**Document passage**
——
$\mu-\tau$ Reflection Symmetry in in Lepton Mixing and Radiatively Generated Leptogenesis

TL;DR

This paper explores how a specific mu-tau reflection symmetry at the GUT scale in a supersymmetric seesaw model can, through RG evolution, generate successful leptogenesis at low scales, avoiding gravitino issues.

Contribution

It introduces a scenario where mu-tau reflection symmetry leads to zero lepton asymmetry initially, but RG effects induce leptogenesis at low scales via resonant mechanisms, avoiding gravitino problems.

Findings

Resonant leptogenesis can produce the observed baryon asymmetry.

RG evolution from GUT to seesaw scale induces necessary CP violation.

Both flavor dependent and independent leptogenesis scenarios are viable.
——
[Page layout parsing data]
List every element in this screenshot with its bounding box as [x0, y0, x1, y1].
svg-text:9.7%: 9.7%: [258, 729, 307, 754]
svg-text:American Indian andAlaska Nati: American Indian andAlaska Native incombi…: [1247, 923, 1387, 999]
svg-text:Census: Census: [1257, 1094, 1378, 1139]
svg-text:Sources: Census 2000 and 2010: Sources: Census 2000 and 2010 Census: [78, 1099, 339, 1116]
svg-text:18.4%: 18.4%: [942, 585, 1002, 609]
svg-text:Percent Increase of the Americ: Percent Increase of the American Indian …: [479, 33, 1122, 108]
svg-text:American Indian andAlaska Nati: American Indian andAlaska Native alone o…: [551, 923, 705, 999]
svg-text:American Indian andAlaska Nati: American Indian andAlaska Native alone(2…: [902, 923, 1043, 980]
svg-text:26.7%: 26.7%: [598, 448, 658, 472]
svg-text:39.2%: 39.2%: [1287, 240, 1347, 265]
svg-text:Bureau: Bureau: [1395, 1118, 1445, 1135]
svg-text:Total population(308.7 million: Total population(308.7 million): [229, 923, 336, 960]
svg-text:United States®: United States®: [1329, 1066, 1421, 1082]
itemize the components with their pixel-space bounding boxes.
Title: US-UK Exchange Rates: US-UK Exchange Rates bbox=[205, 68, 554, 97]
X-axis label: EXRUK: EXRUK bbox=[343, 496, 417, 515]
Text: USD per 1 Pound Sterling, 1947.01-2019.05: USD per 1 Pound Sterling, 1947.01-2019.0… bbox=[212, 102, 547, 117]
——
**Action item A**
Using the leptogenesis summary, decide whether each statement agrees with it: (i) the mu-tau reflection symmetry is placed at the GUT scale; (ii) the symmetry initially yields a large lepton asymmetry; (iii) only flavor-independent leptogenesis is viable. Answer yes or no for each and quote the deciding words.
**Action item B**
Retype the leptogenesis summary between "It introduces a" and "avoiding gravitino problems.", inclusive.
**Action item C**
Summarize the leptogenesis summary in two sentences.

**Answer area A**
(i) Yes: "a specific mu-tau reflection symmetry at the GUT scale"
(ii) No: "mu-tau reflection symmetry leads to zero lepton asymmetry initially"
(iii) No: "Both flavor dependent and independent leptogenesis scenarios are viable."

**Answer area B**
It introduces a scenario where mu-tau reflection symmetry leads to zero lepton asymmetry initially, but RG effects induce leptogenesis at low scales via resonant mechanisms, avoiding gravitino problems.

**Answer area C**
In a supersymmetric seesaw model, a mu-tau reflection symmetry at the GUT scale gives zero lepton asymmetry at first, but RG evolution down to the seesaw scale induces the CP violation needed for resonant leptogenesis at low scales, which avoids gravitino problems. This resonant leptogenesis can produce the observed baryon asymmetry, and both flavor-dependent and flavor-independent scenarios are viable.